═══ EXCERPTED TEXT

In Module 6, we obtained a CSV containing metrics derived from confusion matrices of various flood events. In this module, we will visualize those metrics for different events, and for different subpopulations of the events (e.g. for different slope regimes, and for different land cover types).

### MODIFIABLE VARIABLE ALERT

Change the variables below to match the CSV file where you wrote your statistics to

In [None]:
# This string needs to end in .csv
my_csv= 'gfip_master_stats_modded.csv'

In [None]:
# Import Relevant Packages
import pandas as pd
import seaborn as sns
from google.colab import drive
import matplotlib.pyplot as plt
import os

In [None]:
# Mount Google Drive
drive.mount('/content/drive/')

In [None]:
# Choose the "My Drive" folder in Google Drive.
os.chdir('drive/My Drive')

In [None]:
# Use pandas to read your reference data csv
df = pd.read_csv(my_csv)

# Part 1: All Points, All Stats

First, we will plot our metrics for all reference data points. Then we will visualize our metrics for different subsets of the data.

In [None]:
# Subset the data to statistics representing all land cover classes, all slope classes, and all land covers
subset = df[df['Elevation_Class'] == 'All']
subset2 = subset[subset['Slope_Class'] == 'All']
all_lcs_sl_el = subset2[subset2['Land_Cover'] == 'All']

all_lcs_sl_el_accuracy = all_lcs_sl_el[all_lcs_sl_el['Statistic'] == 'Overall Accuracy']

In [None]:
#all_lcs_sl_el.shape

Let's define a function that will allow us to visualize different statistics in different ways

In [None]:
def plot_func(subset, plot_min, axis_label, order1, group_by='Flood_Event', chart_type = 'barplot'):
  '''
  plot_func function will plot visualize different statistics via a plot
  subset = a pandas dataframe containing the data you want to plot
  plot_min = a value between 0 and 1 (e.g. 0.5). The plot will use this as the minimum y value
  axis_label = a string that will be used as the label for the y-axis
  order1 = a list of strings that contains the order of the statistics to plot.
  group_by = how the bars or dots will be grouped. Can be 'Flood_Event', 'Statistic', 'Slope', 'Land Cover'
  chart_type = 'barplot' or 'stripplot'. Changes whether the plot will be bars or dots.
  '''

  # Set the style for the plot
  sns.set_style('whitegrid')

  # Group by logic
  if group_by == 'Statistic':
    group = 'Statistic'
    this_x = 'Flood_Event'
  if group_by == 'Flood_Event':
    group = 'Flood_Event'
    this_x = 'Statistic'
  if group_by == 'Land_Cover':
    group = 'Flood_Event'
    this_x = 'Land_Cover'
  if group_by == 'Slope':
    group = 'Flood_Event'
    this_x = 'Slope_Class'

  # Create a figure
  fig, axes = plt.subplots(nrows = 2, ncols = 3, figsize = (20,10), sharey = True)

══════

- TASK REQUIREMENTS: Transcribe the flood-metrics notebook excerpt precisely, covering everything from "In Module 6, we" down to "land cover types).". The data that comes next bears no relation to the notebook excerpt on flood-event metrics.

═══ GIVEN DATA

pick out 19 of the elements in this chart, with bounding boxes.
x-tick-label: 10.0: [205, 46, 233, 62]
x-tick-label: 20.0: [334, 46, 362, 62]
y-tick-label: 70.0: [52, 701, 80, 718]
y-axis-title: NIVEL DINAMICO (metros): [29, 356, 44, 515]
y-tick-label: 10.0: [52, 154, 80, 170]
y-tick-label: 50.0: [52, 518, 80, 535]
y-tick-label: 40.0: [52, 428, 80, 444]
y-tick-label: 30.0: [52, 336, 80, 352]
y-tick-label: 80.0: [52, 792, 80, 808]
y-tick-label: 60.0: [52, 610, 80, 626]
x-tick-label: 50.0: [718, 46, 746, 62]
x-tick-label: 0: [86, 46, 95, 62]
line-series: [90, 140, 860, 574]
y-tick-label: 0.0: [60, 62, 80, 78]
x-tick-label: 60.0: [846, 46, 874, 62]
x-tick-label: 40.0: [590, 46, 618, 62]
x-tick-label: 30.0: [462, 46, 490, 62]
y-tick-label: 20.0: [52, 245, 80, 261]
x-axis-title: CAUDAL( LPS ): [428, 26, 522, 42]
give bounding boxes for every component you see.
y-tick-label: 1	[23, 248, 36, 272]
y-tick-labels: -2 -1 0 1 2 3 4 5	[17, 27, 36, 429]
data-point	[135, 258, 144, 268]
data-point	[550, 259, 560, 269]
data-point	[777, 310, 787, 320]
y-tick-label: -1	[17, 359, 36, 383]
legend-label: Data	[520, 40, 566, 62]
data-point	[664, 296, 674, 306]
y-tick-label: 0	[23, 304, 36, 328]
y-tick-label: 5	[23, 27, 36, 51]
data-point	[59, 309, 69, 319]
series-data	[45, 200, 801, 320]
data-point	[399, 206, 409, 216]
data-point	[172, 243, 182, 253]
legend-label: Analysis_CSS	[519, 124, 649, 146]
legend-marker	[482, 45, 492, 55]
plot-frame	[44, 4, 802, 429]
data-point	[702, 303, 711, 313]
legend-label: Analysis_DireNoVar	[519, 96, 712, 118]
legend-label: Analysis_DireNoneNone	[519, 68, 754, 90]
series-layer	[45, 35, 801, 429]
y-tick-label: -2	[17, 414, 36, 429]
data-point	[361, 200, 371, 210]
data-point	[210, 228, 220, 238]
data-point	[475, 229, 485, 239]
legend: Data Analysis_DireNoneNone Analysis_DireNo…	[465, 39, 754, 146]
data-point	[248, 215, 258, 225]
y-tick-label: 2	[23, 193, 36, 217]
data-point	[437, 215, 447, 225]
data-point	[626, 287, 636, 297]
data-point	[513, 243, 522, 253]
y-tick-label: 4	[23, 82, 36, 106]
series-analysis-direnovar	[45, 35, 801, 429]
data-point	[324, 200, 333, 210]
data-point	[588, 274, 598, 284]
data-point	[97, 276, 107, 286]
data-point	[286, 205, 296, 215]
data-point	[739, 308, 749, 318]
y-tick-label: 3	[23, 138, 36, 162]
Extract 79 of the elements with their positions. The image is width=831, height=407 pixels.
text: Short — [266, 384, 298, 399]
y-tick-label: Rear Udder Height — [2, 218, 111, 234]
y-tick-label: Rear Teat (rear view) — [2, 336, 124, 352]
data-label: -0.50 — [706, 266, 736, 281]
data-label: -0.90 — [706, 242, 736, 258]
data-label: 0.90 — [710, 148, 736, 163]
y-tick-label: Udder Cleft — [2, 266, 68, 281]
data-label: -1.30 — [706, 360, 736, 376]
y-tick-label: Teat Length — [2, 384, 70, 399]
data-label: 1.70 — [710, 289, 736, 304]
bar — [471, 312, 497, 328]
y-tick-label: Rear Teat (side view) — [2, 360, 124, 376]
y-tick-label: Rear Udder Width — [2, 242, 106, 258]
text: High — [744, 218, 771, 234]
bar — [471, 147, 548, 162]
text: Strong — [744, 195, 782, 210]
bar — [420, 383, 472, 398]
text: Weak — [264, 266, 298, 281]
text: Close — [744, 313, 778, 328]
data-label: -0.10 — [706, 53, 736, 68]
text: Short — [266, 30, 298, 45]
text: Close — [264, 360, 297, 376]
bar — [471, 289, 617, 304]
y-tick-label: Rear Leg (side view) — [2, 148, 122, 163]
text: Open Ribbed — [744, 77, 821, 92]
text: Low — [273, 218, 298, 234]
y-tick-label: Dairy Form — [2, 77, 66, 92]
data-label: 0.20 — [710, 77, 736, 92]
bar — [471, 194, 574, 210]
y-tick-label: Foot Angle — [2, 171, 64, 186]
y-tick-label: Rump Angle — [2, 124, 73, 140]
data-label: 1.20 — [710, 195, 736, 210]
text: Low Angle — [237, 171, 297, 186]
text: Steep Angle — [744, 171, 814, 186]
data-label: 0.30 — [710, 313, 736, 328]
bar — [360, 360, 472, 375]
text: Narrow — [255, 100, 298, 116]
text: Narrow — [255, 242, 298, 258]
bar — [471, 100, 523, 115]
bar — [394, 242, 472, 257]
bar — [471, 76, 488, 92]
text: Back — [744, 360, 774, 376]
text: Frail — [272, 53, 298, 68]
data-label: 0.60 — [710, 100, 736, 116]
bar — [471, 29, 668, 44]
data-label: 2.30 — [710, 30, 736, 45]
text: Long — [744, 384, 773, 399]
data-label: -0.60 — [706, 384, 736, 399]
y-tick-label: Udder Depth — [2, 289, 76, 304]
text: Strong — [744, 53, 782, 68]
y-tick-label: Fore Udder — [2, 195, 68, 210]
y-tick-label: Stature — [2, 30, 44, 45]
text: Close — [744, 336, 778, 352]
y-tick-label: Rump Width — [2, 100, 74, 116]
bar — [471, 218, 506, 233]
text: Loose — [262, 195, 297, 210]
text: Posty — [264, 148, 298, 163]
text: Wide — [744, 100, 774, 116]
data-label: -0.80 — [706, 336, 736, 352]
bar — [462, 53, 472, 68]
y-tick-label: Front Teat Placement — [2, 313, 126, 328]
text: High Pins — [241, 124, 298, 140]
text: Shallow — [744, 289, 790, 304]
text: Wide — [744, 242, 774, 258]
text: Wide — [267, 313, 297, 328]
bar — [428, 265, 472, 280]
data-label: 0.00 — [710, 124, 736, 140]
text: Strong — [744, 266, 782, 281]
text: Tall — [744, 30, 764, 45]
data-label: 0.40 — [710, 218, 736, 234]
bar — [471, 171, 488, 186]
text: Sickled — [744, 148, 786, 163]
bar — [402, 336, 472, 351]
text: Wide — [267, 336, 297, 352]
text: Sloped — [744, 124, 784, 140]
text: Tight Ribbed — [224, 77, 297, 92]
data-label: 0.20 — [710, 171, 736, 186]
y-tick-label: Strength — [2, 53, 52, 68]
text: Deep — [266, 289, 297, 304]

══════

- WRITTEN ANSWER:
In Module 6, we obtained a CSV containing metrics derived from confusion matrices of various flood events. In this module, we will visualize those metrics for different events, and for different subpopulations of the events (e.g. for different slope regimes, and for different land cover types).